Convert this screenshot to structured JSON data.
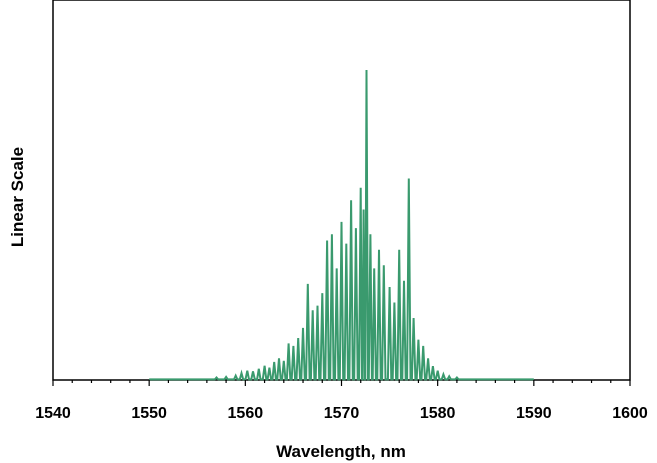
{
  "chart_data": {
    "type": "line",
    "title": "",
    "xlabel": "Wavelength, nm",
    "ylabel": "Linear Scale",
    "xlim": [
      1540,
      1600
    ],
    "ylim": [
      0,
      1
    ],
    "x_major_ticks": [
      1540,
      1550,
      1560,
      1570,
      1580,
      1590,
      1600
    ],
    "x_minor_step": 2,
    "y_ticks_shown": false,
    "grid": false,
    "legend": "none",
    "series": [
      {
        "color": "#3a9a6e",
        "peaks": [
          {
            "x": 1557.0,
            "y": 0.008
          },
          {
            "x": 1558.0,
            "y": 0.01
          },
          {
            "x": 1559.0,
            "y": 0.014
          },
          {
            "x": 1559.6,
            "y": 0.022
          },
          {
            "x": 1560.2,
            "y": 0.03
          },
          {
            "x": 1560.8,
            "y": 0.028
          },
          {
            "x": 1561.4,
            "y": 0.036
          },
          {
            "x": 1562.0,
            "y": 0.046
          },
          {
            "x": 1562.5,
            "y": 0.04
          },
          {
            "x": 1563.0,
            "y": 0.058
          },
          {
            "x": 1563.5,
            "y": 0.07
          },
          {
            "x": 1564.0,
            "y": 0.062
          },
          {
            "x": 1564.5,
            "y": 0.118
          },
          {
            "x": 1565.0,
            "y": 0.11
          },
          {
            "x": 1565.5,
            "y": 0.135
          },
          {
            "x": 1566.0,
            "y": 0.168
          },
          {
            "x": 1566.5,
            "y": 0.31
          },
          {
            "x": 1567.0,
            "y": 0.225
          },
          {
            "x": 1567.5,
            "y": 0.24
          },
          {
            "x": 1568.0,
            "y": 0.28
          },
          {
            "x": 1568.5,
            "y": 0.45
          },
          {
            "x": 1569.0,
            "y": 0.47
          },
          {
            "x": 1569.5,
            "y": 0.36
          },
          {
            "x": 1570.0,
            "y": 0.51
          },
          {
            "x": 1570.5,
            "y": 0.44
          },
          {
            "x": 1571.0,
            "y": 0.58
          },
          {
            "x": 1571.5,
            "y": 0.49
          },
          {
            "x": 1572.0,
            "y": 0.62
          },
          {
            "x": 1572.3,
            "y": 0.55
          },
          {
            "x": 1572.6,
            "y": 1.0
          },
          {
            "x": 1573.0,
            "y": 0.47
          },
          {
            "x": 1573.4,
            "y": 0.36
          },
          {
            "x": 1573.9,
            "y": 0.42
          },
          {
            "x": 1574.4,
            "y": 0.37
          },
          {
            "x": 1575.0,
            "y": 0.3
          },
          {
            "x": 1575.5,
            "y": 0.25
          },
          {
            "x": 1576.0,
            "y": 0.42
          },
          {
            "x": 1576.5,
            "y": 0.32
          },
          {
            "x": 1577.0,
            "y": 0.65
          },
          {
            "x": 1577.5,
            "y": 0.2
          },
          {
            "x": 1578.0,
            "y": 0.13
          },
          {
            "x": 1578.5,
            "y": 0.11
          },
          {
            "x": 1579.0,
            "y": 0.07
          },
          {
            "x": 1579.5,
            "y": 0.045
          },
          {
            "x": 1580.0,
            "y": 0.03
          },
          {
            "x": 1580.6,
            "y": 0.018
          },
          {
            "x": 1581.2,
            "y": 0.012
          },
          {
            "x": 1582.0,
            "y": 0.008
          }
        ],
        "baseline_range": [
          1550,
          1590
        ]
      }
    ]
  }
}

THE TASK — Repeat the data above exactly, but not the pictures.

RESPONSE FOR THIS EXERCISE —
Convert this screenshot to structured JSON data.
{
  "chart_data": {
    "type": "line",
    "title": "",
    "xlabel": "Wavelength, nm",
    "ylabel": "Linear Scale",
    "xlim": [
      1540,
      1600
    ],
    "ylim": [
      0,
      1
    ],
    "x_major_ticks": [
      1540,
      1550,
      1560,
      1570,
      1580,
      1590,
      1600
    ],
    "x_minor_step": 2,
    "y_ticks_shown": false,
    "grid": false,
    "legend": "none",
    "series": [
      {
        "color": "#3a9a6e",
        "peaks": [
          {
            "x": 1557.0,
            "y": 0.008
          },
          {
            "x": 1558.0,
            "y": 0.01
          },
          {
            "x": 1559.0,
            "y": 0.014
          },
          {
            "x": 1559.6,
            "y": 0.022
          },
          {
            "x": 1560.2,
            "y": 0.03
          },
          {
            "x": 1560.8,
            "y": 0.028
          },
          {
            "x": 1561.4,
            "y": 0.036
          },
          {
            "x": 1562.0,
            "y": 0.046
          },
          {
            "x": 1562.5,
            "y": 0.04
          },
          {
            "x": 1563.0,
            "y": 0.058
          },
          {
            "x": 1563.5,
            "y": 0.07
          },
          {
            "x": 1564.0,
            "y": 0.062
          },
          {
            "x": 1564.5,
            "y": 0.118
          },
          {
            "x": 1565.0,
            "y": 0.11
          },
          {
            "x": 1565.5,
            "y": 0.135
          },
          {
            "x": 1566.0,
            "y": 0.168
          },
          {
            "x": 1566.5,
            "y": 0.31
          },
          {
            "x": 1567.0,
            "y": 0.225
          },
          {
            "x": 1567.5,
            "y": 0.24
          },
          {
            "x": 1568.0,
            "y": 0.28
          },
          {
            "x": 1568.5,
            "y": 0.45
          },
          {
            "x": 1569.0,
            "y": 0.47
          },
          {
            "x": 1569.5,
            "y": 0.36
          },
          {
            "x": 1570.0,
            "y": 0.51
          },
          {
            "x": 1570.5,
            "y": 0.44
          },
          {
            "x": 1571.0,
            "y": 0.58
          },
          {
            "x": 1571.5,
            "y": 0.49
          },
          {
            "x": 1572.0,
            "y": 0.62
          },
          {
            "x": 1572.3,
            "y": 0.55
          },
          {
            "x": 1572.6,
            "y": 1.0
          },
          {
            "x": 1573.0,
            "y": 0.47
          },
          {
            "x": 1573.4,
            "y": 0.36
          },
          {
            "x": 1573.9,
            "y": 0.42
          },
          {
            "x": 1574.4,
            "y": 0.37
          },
          {
            "x": 1575.0,
            "y": 0.3
          },
          {
            "x": 1575.5,
            "y": 0.25
          },
          {
            "x": 1576.0,
            "y": 0.42
          },
          {
            "x": 1576.5,
            "y": 0.32
          },
          {
            "x": 1577.0,
            "y": 0.65
          },
          {
            "x": 1577.5,
            "y": 0.2
          },
          {
            "x": 1578.0,
            "y": 0.13
          },
          {
            "x": 1578.5,
            "y": 0.11
          },
          {
            "x": 1579.0,
            "y": 0.07
          },
          {
            "x": 1579.5,
            "y": 0.045
          },
          {
            "x": 1580.0,
            "y": 0.03
          },
          {
            "x": 1580.6,
            "y": 0.018
          },
          {
            "x": 1581.2,
            "y": 0.012
          },
          {
            "x": 1582.0,
            "y": 0.008
          }
        ],
        "baseline_range": [
          1550,
          1590
        ]
      }
    ]
  }
}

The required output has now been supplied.